◆ **What you will do**
Restate the data word for word and leave the images out.

-- Begin Data lines --

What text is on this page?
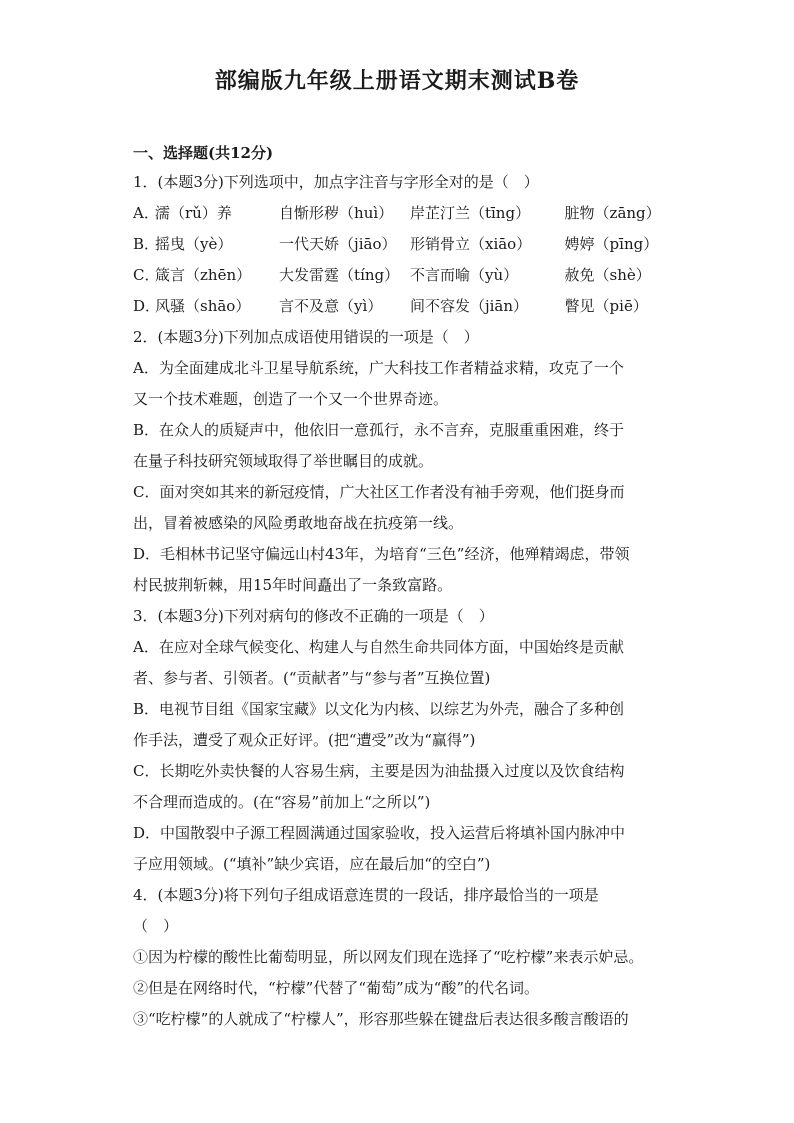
部编版九年级上册语文期末测试B卷

一、选择题(共12分)

1．(本题3分)下列选项中，加点字注音与字形全对的是（　）

A．
濡（rǔ）养	自惭形秽（huì）	岸芷汀兰（tīng）	脏物（zāng）
B．
摇曳（yè）	一代天娇（jiāo） 形销骨立（xiāo）	娉婷（pīng）
C．
箴言（zhēn）	大发雷霆（tíng） 不言而喻（yù）	赦免（shè）
D．
风骚（shāo）	言不及意（yì）	间不容发（jiān）	瞥见（piē）

2．(本题3分)下列加点成语使用错误的一项是（　）

A．为全面建成北斗卫星导航系统，广大科技工作者精益求精，攻克了一个

又一个技术难题，创造了一个又一个世界奇迹。

B．在众人的质疑声中，他依旧一意孤行，永不言弃，克服重重困难，终于

在量子科技研究领域取得了举世瞩目的成就。

C．面对突如其来的新冠疫情，广大社区工作者没有袖手旁观，他们挺身而

出，冒着被感染的风险勇敢地奋战在抗疫第一线。

D．毛相林书记坚守偏远山村43年，为培育“三色”经济，他殚精竭虑，带领

村民披荆斩棘，用15年时间矗出了一条致富路。

3．(本题3分)下列对病句的修改不正确的一项是（　）

A．在应对全球气候变化、构建人与自然生命共同体方面，中国始终是贡献

者、参与者、引领者。(“贡献者”与“参与者”互换位置)

B．电视节目组《国家宝藏》以文化为内核、以综艺为外壳，融合了多种创

作手法，遭受了观众正好评。(把“遭受”改为“赢得”)

C．长期吃外卖快餐的人容易生病，主要是因为油盐摄入过度以及饮食结构

不合理而造成的。(在“容易”前加上“之所以”)

D．中国散裂中子源工程圆满通过国家验收，投入运营后将填补国内脉冲中

子应用领域。(“填补”缺少宾语，应在最后加“的空白”)

4．(本题3分)将下列句子组成语意连贯的一段话，排序最恰当的一项是

（　）

①因为柠檬的酸性比葡萄明显，所以网友们现在选择了“吃柠檬”来表示妒忌。

②但是在网络时代，“柠檬”代替了“葡萄”成为“酸”的代名词。

③“吃柠檬”的人就成了“柠檬人”，形容那些躲在键盘后表达很多酸言酸语的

-- End Data lines --

◆ **Finished exercise**
What text is on this page?
部编版九年级上册语文期末测试B卷

一、选择题(共12分)

1．(本题3分)下列选项中，加点字注音与字形全对的是（　）

A．
濡（rǔ）养	自惭形秽（huì）	岸芷汀兰（tīng）	脏物（zāng）
B．
摇曳（yè）	一代天娇（jiāo） 形销骨立（xiāo）	娉婷（pīng）
C．
箴言（zhēn）	大发雷霆（tíng） 不言而喻（yù）	赦免（shè）
D．
风骚（shāo）	言不及意（yì）	间不容发（jiān）	瞥见（piē）

2．(本题3分)下列加点成语使用错误的一项是（　）

A．为全面建成北斗卫星导航系统，广大科技工作者精益求精，攻克了一个

又一个技术难题，创造了一个又一个世界奇迹。

B．在众人的质疑声中，他依旧一意孤行，永不言弃，克服重重困难，终于

在量子科技研究领域取得了举世瞩目的成就。

C．面对突如其来的新冠疫情，广大社区工作者没有袖手旁观，他们挺身而

出，冒着被感染的风险勇敢地奋战在抗疫第一线。

D．毛相林书记坚守偏远山村43年，为培育“三色”经济，他殚精竭虑，带领

村民披荆斩棘，用15年时间矗出了一条致富路。

3．(本题3分)下列对病句的修改不正确的一项是（　）

A．在应对全球气候变化、构建人与自然生命共同体方面，中国始终是贡献

者、参与者、引领者。(“贡献者”与“参与者”互换位置)

B．电视节目组《国家宝藏》以文化为内核、以综艺为外壳，融合了多种创

作手法，遭受了观众正好评。(把“遭受”改为“赢得”)

C．长期吃外卖快餐的人容易生病，主要是因为油盐摄入过度以及饮食结构

不合理而造成的。(在“容易”前加上“之所以”)

D．中国散裂中子源工程圆满通过国家验收，投入运营后将填补国内脉冲中

子应用领域。(“填补”缺少宾语，应在最后加“的空白”)

4．(本题3分)将下列句子组成语意连贯的一段话，排序最恰当的一项是

（　）

①因为柠檬的酸性比葡萄明显，所以网友们现在选择了“吃柠檬”来表示妒忌。

②但是在网络时代，“柠檬”代替了“葡萄”成为“酸”的代名词。

③“吃柠檬”的人就成了“柠檬人”，形容那些躲在键盘后表达很多酸言酸语的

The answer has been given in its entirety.